Stated problem:
Reproduce the listing below exactly, minus its pictures.

Exercise inputs:
* Begin *

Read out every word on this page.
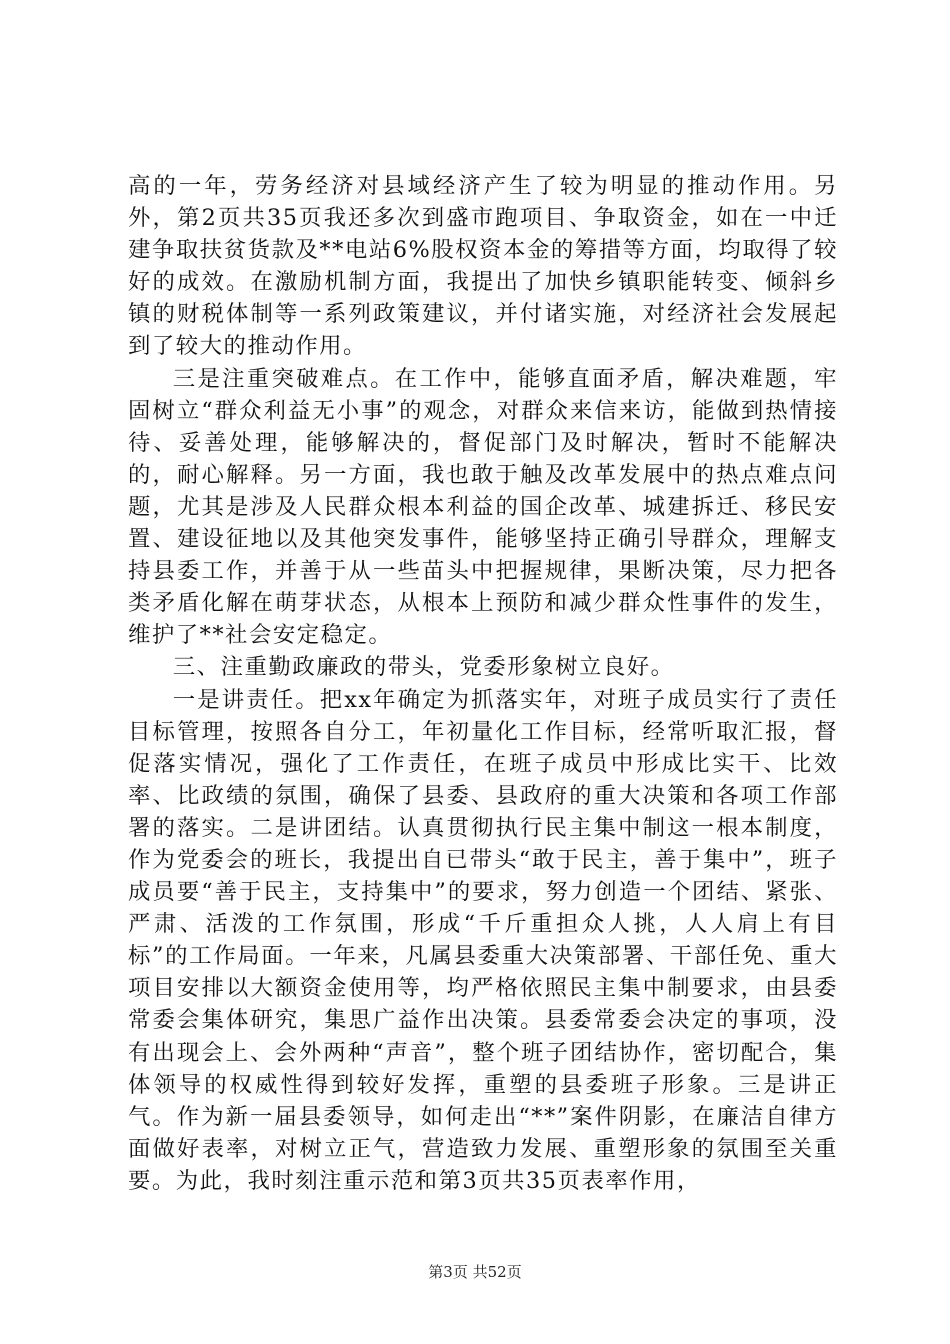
高的一年，劳务经济对县域经济产生了较为明显的推动作用。另外，第2页共35页我还多次到盛市跑项目、争取资金，如在一中迁建争取扶贫货款及**电站6%股权资本金的筹措等方面，均取得了较好的成效。在激励机制方面，我提出了加快乡镇职能转变、倾斜乡镇的财税体制等一系列政策建议，并付诸实施，对经济社会发展起到了较大的推动作用。

三是注重突破难点。在工作中，能够直面矛盾，解决难题，牢固树立“群众利益无小事”的观念，对群众来信来访，能做到热情接待、妥善处理，能够解决的，督促部门及时解决，暂时不能解决的，耐心解释。另一方面，我也敢于触及改革发展中的热点难点问题，尤其是涉及人民群众根本利益的国企改革、城建拆迁、移民安置、建设征地以及其他突发事件，能够坚持正确引导群众，理解支持县委工作，并善于从一些苗头中把握规律，果断决策，尽力把各类矛盾化解在萌芽状态，从根本上预防和减少群众性事件的发生，维护了**社会安定稳定。

三、注重勤政廉政的带头，党委形象树立良好。

一是讲责任。把xx年确定为抓落实年，对班子成员实行了责任目标管理，按照各自分工，年初量化工作目标，经常听取汇报，督促落实情况，强化了工作责任，在班子成员中形成比实干、比效率、比政绩的氛围，确保了县委、县政府的重大决策和各项工作部署的落实。二是讲团结。认真贯彻执行民主集中制这一根本制度，作为党委会的班长，我提出自已带头“敢于民主，善于集中”，班子成员要“善于民主，支持集中”的要求，努力创造一个团结、紧张、严肃、活泼的工作氛围，形成“千斤重担众人挑，人人肩上有目标”的工作局面。一年来，凡属县委重大决策部署、干部任免、重大项目安排以大额资金使用等，均严格依照民主集中制要求，由县委常委会集体研究，集思广益作出决策。县委常委会决定的事项，没有出现会上、会外两种“声音”，整个班子团结协作，密切配合，集体领导的权威性得到较好发挥，重塑的县委班子形象。三是讲正气。作为新一届县委领导，如何走出“**”案件阴影，在廉洁自律方面做好表率，对树立正气，营造致力发展、重塑形象的氛围至关重要。为此，我时刻注重示范和第3页共35页表率作用，

第3页 共52页
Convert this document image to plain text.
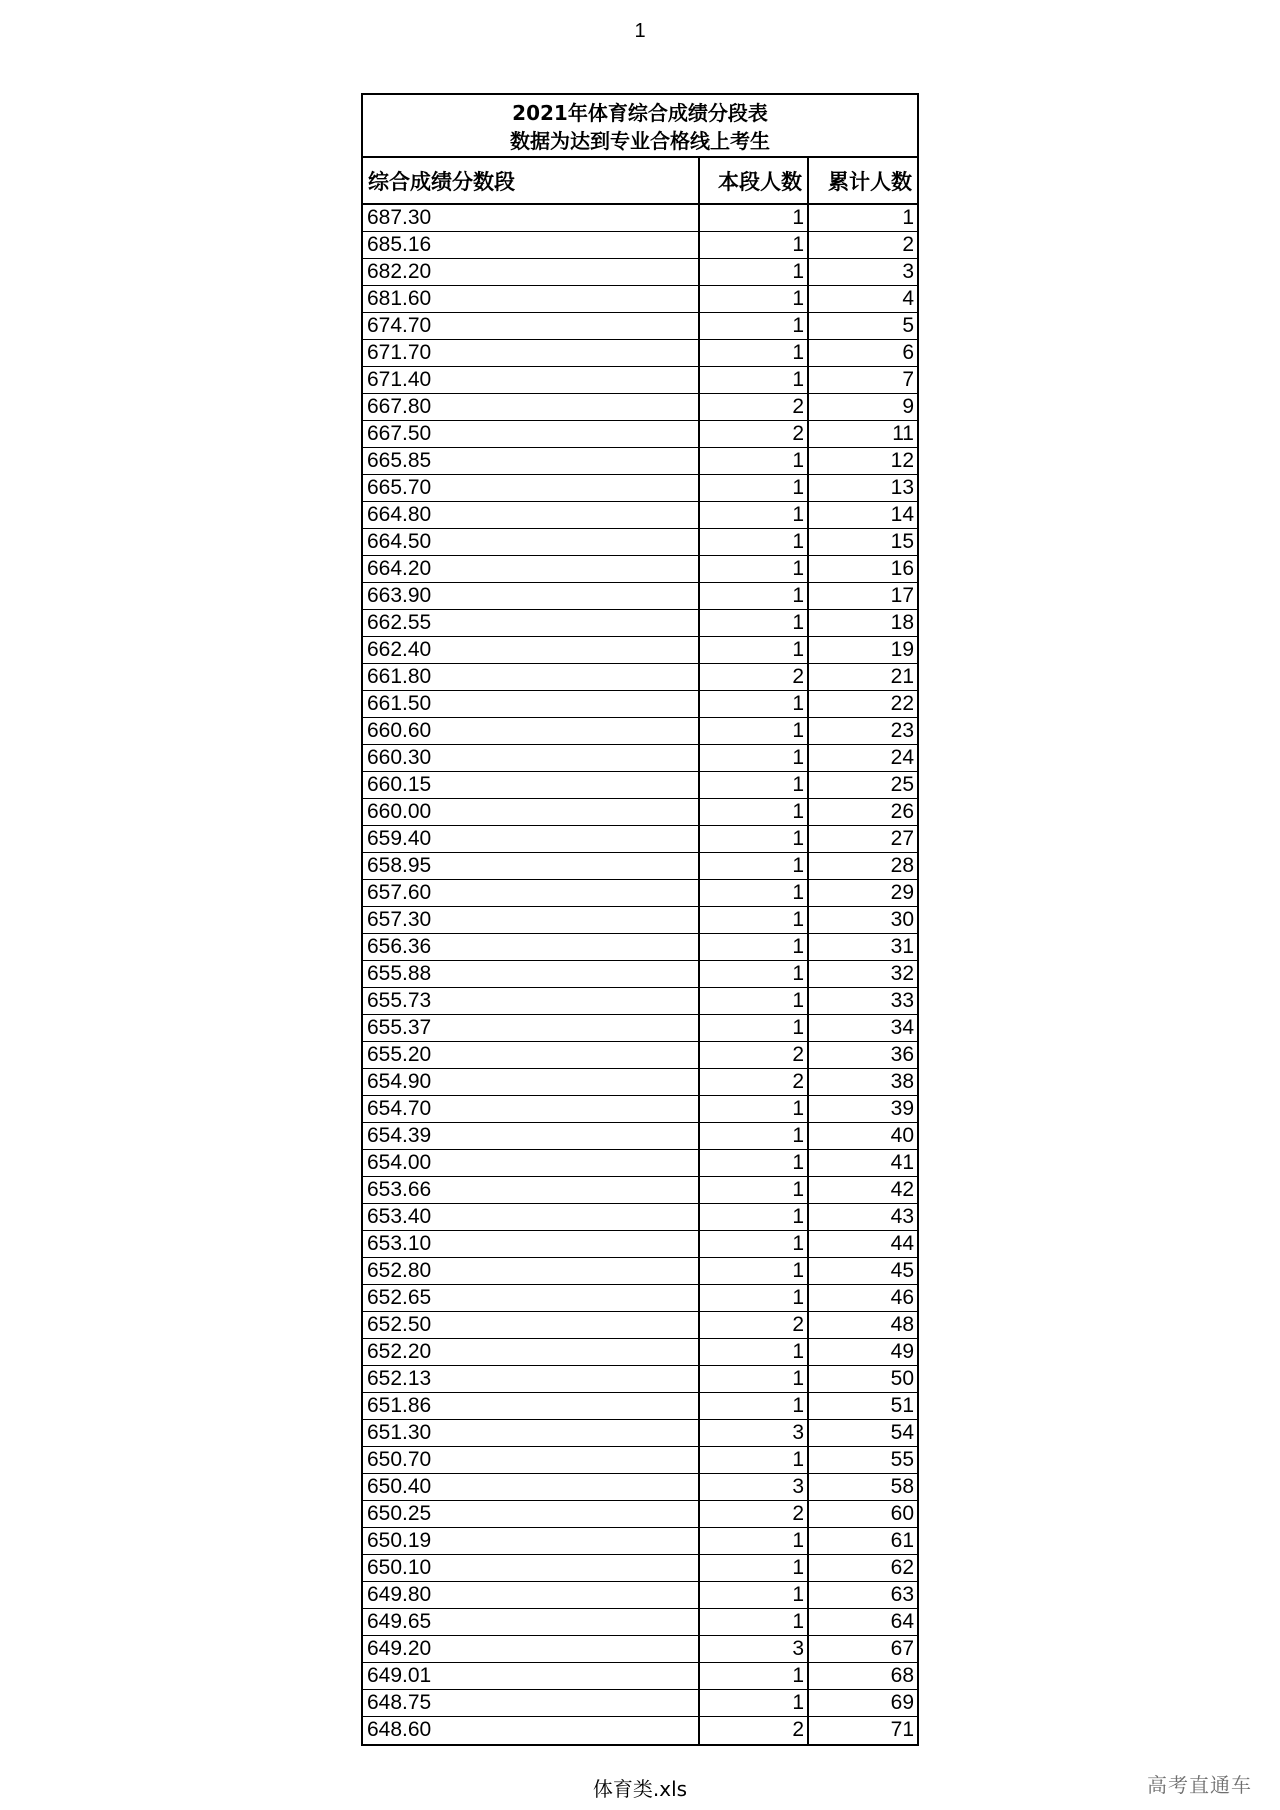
1
2021年体育综合成绩分段表
数据为达到专业合格线上考生
综合成绩分数段	本段人数	累计人数
687.30	1	1
685.16	1	2
682.20	1	3
681.60	1	4
674.70	1	5
671.70	1	6
671.40	1	7
667.80	2	9
667.50	2	11
665.85	1	12
665.70	1	13
664.80	1	14
664.50	1	15
664.20	1	16
663.90	1	17
662.55	1	18
662.40	1	19
661.80	2	21
661.50	1	22
660.60	1	23
660.30	1	24
660.15	1	25
660.00	1	26
659.40	1	27
658.95	1	28
657.60	1	29
657.30	1	30
656.36	1	31
655.88	1	32
655.73	1	33
655.37	1	34
655.20	2	36
654.90	2	38
654.70	1	39
654.39	1	40
654.00	1	41
653.66	1	42
653.40	1	43
653.10	1	44
652.80	1	45
652.65	1	46
652.50	2	48
652.20	1	49
652.13	1	50
651.86	1	51
651.30	3	54
650.70	1	55
650.40	3	58
650.25	2	60
650.19	1	61
650.10	1	62
649.80	1	63
649.65	1	64
649.20	3	67
649.01	1	68
648.75	1	69
648.60	2	71
体育类.xls	高考直通车
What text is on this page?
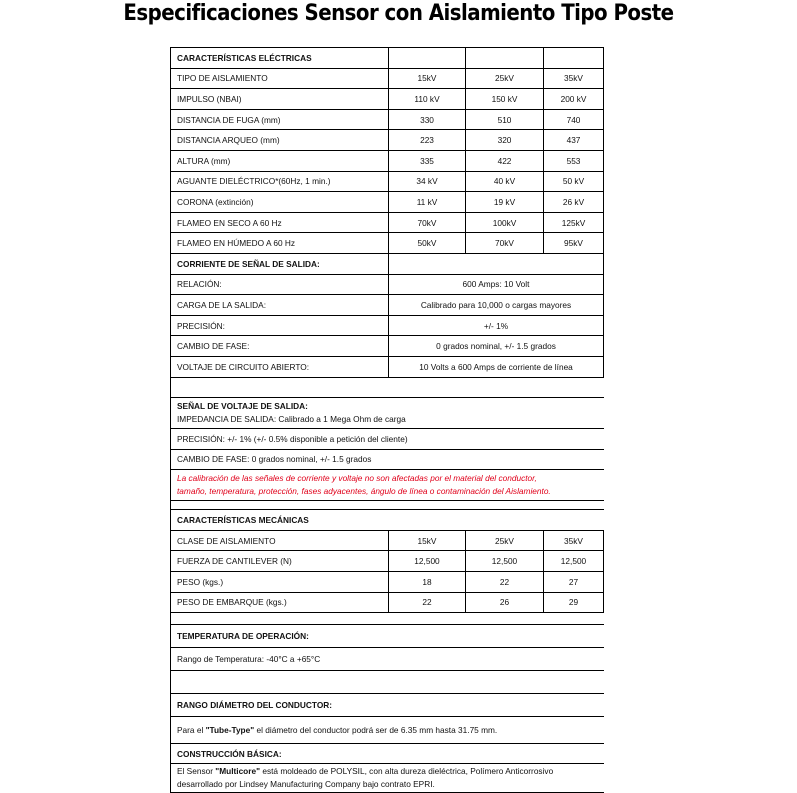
Especificaciones Sensor con Aislamiento Tipo Poste
CARACTERÍSTICAS ELÉCTRICAS			
TIPO DE AISLAMIENTO	15kV	25kV	35kV
IMPULSO (NBAI)	110 kV	150 kV	200 kV
DISTANCIA DE FUGA (mm)	330	510	740
DISTANCIA ARQUEO (mm)	223	320	437
ALTURA (mm)	335	422	553
AGUANTE DIELÉCTRICO*(60Hz, 1 min.)	34 kV	40 kV	50 kV
CORONA (extinción)	11 kV	19 kV	26 kV
FLAMEO EN SECO A 60 Hz	70kV	100kV	125kV
FLAMEO EN HÚMEDO A 60 Hz	50kV	70kV	95kV
CORRIENTE DE SEÑAL DE SALIDA:			
RELACIÓN:	600 Amps: 10 Volt		
CARGA DE LA SALIDA:	Calibrado para 10,000 o cargas mayores		
PRECISIÓN:	+/- 1%		
CAMBIO DE FASE:	0 grados nominal, +/- 1.5 grados		
VOLTAJE DE CIRCUITO ABIERTO:	10 Volts a 600 Amps de corriente de línea		

SEÑAL DE VOLTAJE DE SALIDA:
IMPEDANCIA DE SALIDA: Calibrado a 1 Mega Ohm de carga			

PRECISIÓN: +/- 1% (+/- 0.5% disponible a petición del cliente)			
CAMBIO DE FASE: 0 grados nominal, +/- 1.5 grados			

La calibración de las señales de corriente y voltaje no son afectadas por el material del conductor,
tamaño, temperatura, protección, fases adyacentes, ángulo de línea o contaminación del Aislamiento.			

CARACTERÍSTICAS MECÁNICAS			
CLASE DE AISLAMIENTO	15kV	25kV	35kV
FUERZA DE CANTILEVER (N)	12,500	12,500	12,500
PESO (kgs.)	18	22	27
PESO DE EMBARQUE (kgs.)	22	26	29

TEMPERATURA DE OPERACIÓN:			
Rango de Temperatura: -40°C a +65°C			

RANGO DIÁMETRO DEL CONDUCTOR:			
Para el "Tube-Type" el diámetro del conductor podrá ser de 6.35 mm hasta 31.75 mm.			
CONSTRUCCIÓN BÁSICA:			

El Sensor "Multicore" está moldeado de POLYSIL, con alta dureza dieléctrica, Polímero Anticorrosivo
desarrollado por Lindsey Manufacturing Company bajo contrato EPRI.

* End *

Solution:
Read out every word on this page.
高的一年，劳务经济对县域经济产生了较为明显的推动作用。另外，第2页共35页我还多次到盛市跑项目、争取资金，如在一中迁建争取扶贫货款及**电站6%股权资本金的筹措等方面，均取得了较好的成效。在激励机制方面，我提出了加快乡镇职能转变、倾斜乡镇的财税体制等一系列政策建议，并付诸实施，对经济社会发展起到了较大的推动作用。

三是注重突破难点。在工作中，能够直面矛盾，解决难题，牢固树立“群众利益无小事”的观念，对群众来信来访，能做到热情接待、妥善处理，能够解决的，督促部门及时解决，暂时不能解决的，耐心解释。另一方面，我也敢于触及改革发展中的热点难点问题，尤其是涉及人民群众根本利益的国企改革、城建拆迁、移民安置、建设征地以及其他突发事件，能够坚持正确引导群众，理解支持县委工作，并善于从一些苗头中把握规律，果断决策，尽力把各类矛盾化解在萌芽状态，从根本上预防和减少群众性事件的发生，维护了**社会安定稳定。

三、注重勤政廉政的带头，党委形象树立良好。

一是讲责任。把xx年确定为抓落实年，对班子成员实行了责任目标管理，按照各自分工，年初量化工作目标，经常听取汇报，督促落实情况，强化了工作责任，在班子成员中形成比实干、比效率、比政绩的氛围，确保了县委、县政府的重大决策和各项工作部署的落实。二是讲团结。认真贯彻执行民主集中制这一根本制度，作为党委会的班长，我提出自已带头“敢于民主，善于集中”，班子成员要“善于民主，支持集中”的要求，努力创造一个团结、紧张、严肃、活泼的工作氛围，形成“千斤重担众人挑，人人肩上有目标”的工作局面。一年来，凡属县委重大决策部署、干部任免、重大项目安排以大额资金使用等，均严格依照民主集中制要求，由县委常委会集体研究，集思广益作出决策。县委常委会决定的事项，没有出现会上、会外两种“声音”，整个班子团结协作，密切配合，集体领导的权威性得到较好发挥，重塑的县委班子形象。三是讲正气。作为新一届县委领导，如何走出“**”案件阴影，在廉洁自律方面做好表率，对树立正气，营造致力发展、重塑形象的氛围至关重要。为此，我时刻注重示范和第3页共35页表率作用，

第3页 共52页
Convert this document image to plain text.
1
2021年体育综合成绩分段表
数据为达到专业合格线上考生
综合成绩分数段	本段人数	累计人数
687.30	1	1
685.16	1	2
682.20	1	3
681.60	1	4
674.70	1	5
671.70	1	6
671.40	1	7
667.80	2	9
667.50	2	11
665.85	1	12
665.70	1	13
664.80	1	14
664.50	1	15
664.20	1	16
663.90	1	17
662.55	1	18
662.40	1	19
661.80	2	21
661.50	1	22
660.60	1	23
660.30	1	24
660.15	1	25
660.00	1	26
659.40	1	27
658.95	1	28
657.60	1	29
657.30	1	30
656.36	1	31
655.88	1	32
655.73	1	33
655.37	1	34
655.20	2	36
654.90	2	38
654.70	1	39
654.39	1	40
654.00	1	41
653.66	1	42
653.40	1	43
653.10	1	44
652.80	1	45
652.65	1	46
652.50	2	48
652.20	1	49
652.13	1	50
651.86	1	51
651.30	3	54
650.70	1	55
650.40	3	58
650.25	2	60
650.19	1	61
650.10	1	62
649.80	1	63
649.65	1	64
649.20	3	67
649.01	1	68
648.75	1	69
648.60	2	71
体育类.xls	高考直通车
What text is on this page?
Especificaciones Sensor con Aislamiento Tipo Poste
CARACTERÍSTICAS ELÉCTRICAS			
TIPO DE AISLAMIENTO	15kV	25kV	35kV
IMPULSO (NBAI)	110 kV	150 kV	200 kV
DISTANCIA DE FUGA (mm)	330	510	740
DISTANCIA ARQUEO (mm)	223	320	437
ALTURA (mm)	335	422	553
AGUANTE DIELÉCTRICO*(60Hz, 1 min.)	34 kV	40 kV	50 kV
CORONA (extinción)	11 kV	19 kV	26 kV
FLAMEO EN SECO A 60 Hz	70kV	100kV	125kV
FLAMEO EN HÚMEDO A 60 Hz	50kV	70kV	95kV
CORRIENTE DE SEÑAL DE SALIDA:			
RELACIÓN:	600 Amps: 10 Volt		
CARGA DE LA SALIDA:	Calibrado para 10,000 o cargas mayores		
PRECISIÓN:	+/- 1%		
CAMBIO DE FASE:	0 grados nominal, +/- 1.5 grados		
VOLTAJE DE CIRCUITO ABIERTO:	10 Volts a 600 Amps de corriente de línea		

SEÑAL DE VOLTAJE DE SALIDA:
IMPEDANCIA DE SALIDA: Calibrado a 1 Mega Ohm de carga			

PRECISIÓN: +/- 1% (+/- 0.5% disponible a petición del cliente)			
CAMBIO DE FASE: 0 grados nominal, +/- 1.5 grados			

La calibración de las señales de corriente y voltaje no son afectadas por el material del conductor,
tamaño, temperatura, protección, fases adyacentes, ángulo de línea o contaminación del Aislamiento.			

CARACTERÍSTICAS MECÁNICAS			
CLASE DE AISLAMIENTO	15kV	25kV	35kV
FUERZA DE CANTILEVER (N)	12,500	12,500	12,500
PESO (kgs.)	18	22	27
PESO DE EMBARQUE (kgs.)	22	26	29

TEMPERATURA DE OPERACIÓN:			
Rango de Temperatura: -40°C a +65°C			

RANGO DIÁMETRO DEL CONDUCTOR:			
Para el "Tube-Type" el diámetro del conductor podrá ser de 6.35 mm hasta 31.75 mm.			
CONSTRUCCIÓN BÁSICA:			

El Sensor "Multicore" está moldeado de POLYSIL, con alta dureza dieléctrica, Polímero Anticorrosivo
desarrollado por Lindsey Manufacturing Company bajo contrato EPRI.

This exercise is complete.